== Objective ==
Output the material exactly, but drop every image it holds.

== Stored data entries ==
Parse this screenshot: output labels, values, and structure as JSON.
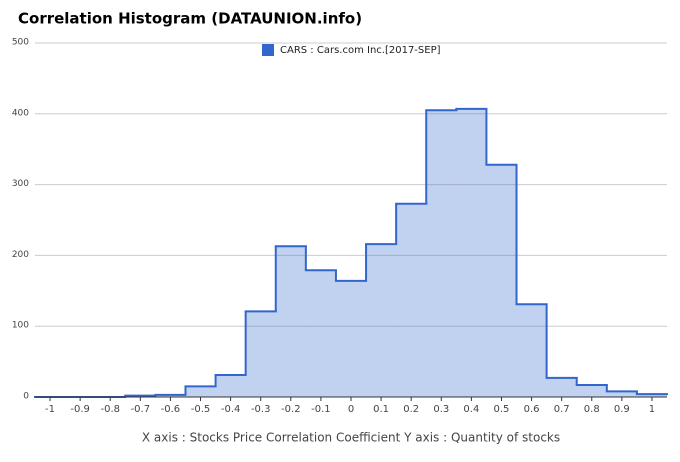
{
  "chart_data": {
    "type": "histogram",
    "title": "Correlation Histogram (DATAUNION.info)",
    "xlabel": "X axis : Stocks Price Correlation Coefficient  Y axis : Quantity of stocks",
    "bins": [
      -1.05,
      -0.95,
      -0.85,
      -0.75,
      -0.65,
      -0.55,
      -0.45,
      -0.35,
      -0.25,
      -0.15,
      -0.05,
      0.05,
      0.15,
      0.25,
      0.35,
      0.45,
      0.55,
      0.65,
      0.75,
      0.85,
      0.95,
      1.05
    ],
    "series": [
      {
        "name": "CARS : Cars.com Inc.[2017-SEP]",
        "color": "#3366cc",
        "values": [
          0,
          0,
          0,
          2,
          3,
          15,
          31,
          121,
          213,
          179,
          164,
          216,
          273,
          405,
          407,
          328,
          131,
          27,
          17,
          8,
          4
        ]
      }
    ],
    "xlim": [
      -1.05,
      1.05
    ],
    "xticks": [
      -1,
      -0.9,
      -0.8,
      -0.7,
      -0.6,
      -0.5,
      -0.4,
      -0.3,
      -0.2,
      -0.1,
      0,
      0.1,
      0.2,
      0.3,
      0.4,
      0.5,
      0.6,
      0.7,
      0.8,
      0.9,
      1
    ],
    "ylim": [
      0,
      500
    ],
    "yticks": [
      0,
      100,
      200,
      300,
      400,
      500
    ],
    "grid": true,
    "legend": "top"
  }
}
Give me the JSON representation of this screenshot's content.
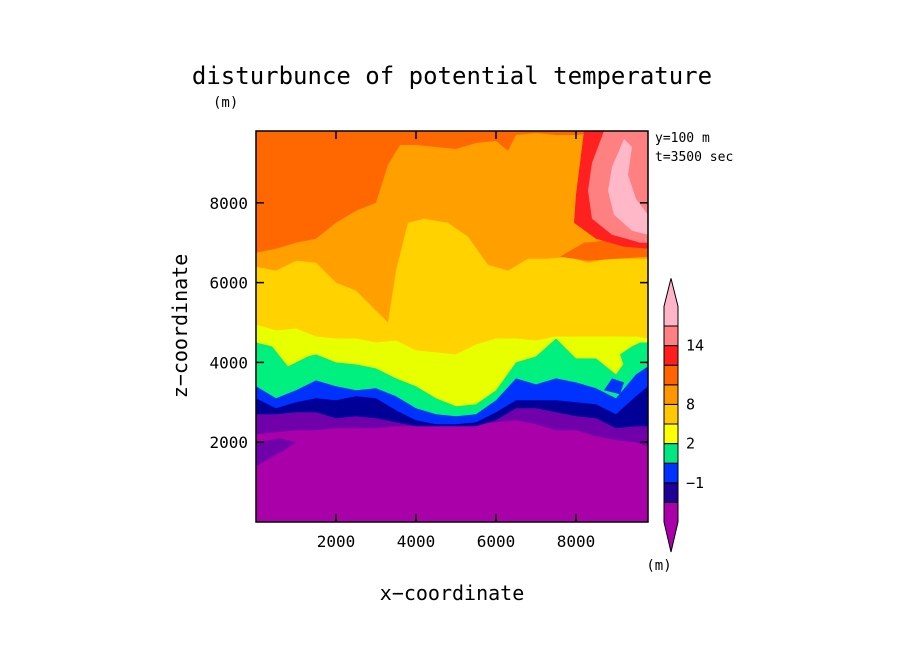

== Reply ==
Parse this screenshot: output labels, values, and structure as JSON.
{
  "chart_data": {
    "type": "histogram",
    "title": "Correlation Histogram (DATAUNION.info)",
    "xlabel": "X axis : Stocks Price Correlation Coefficient  Y axis : Quantity of stocks",
    "bins": [
      -1.05,
      -0.95,
      -0.85,
      -0.75,
      -0.65,
      -0.55,
      -0.45,
      -0.35,
      -0.25,
      -0.15,
      -0.05,
      0.05,
      0.15,
      0.25,
      0.35,
      0.45,
      0.55,
      0.65,
      0.75,
      0.85,
      0.95,
      1.05
    ],
    "series": [
      {
        "name": "CARS : Cars.com Inc.[2017-SEP]",
        "color": "#3366cc",
        "values": [
          0,
          0,
          0,
          2,
          3,
          15,
          31,
          121,
          213,
          179,
          164,
          216,
          273,
          405,
          407,
          328,
          131,
          27,
          17,
          8,
          4
        ]
      }
    ],
    "xlim": [
      -1.05,
      1.05
    ],
    "xticks": [
      -1,
      -0.9,
      -0.8,
      -0.7,
      -0.6,
      -0.5,
      -0.4,
      -0.3,
      -0.2,
      -0.1,
      0,
      0.1,
      0.2,
      0.3,
      0.4,
      0.5,
      0.6,
      0.7,
      0.8,
      0.9,
      1
    ],
    "ylim": [
      0,
      500
    ],
    "yticks": [
      0,
      100,
      200,
      300,
      400,
      500
    ],
    "grid": true,
    "legend": "top"
  }
}
Give me the JSON representation of this screenshot's content.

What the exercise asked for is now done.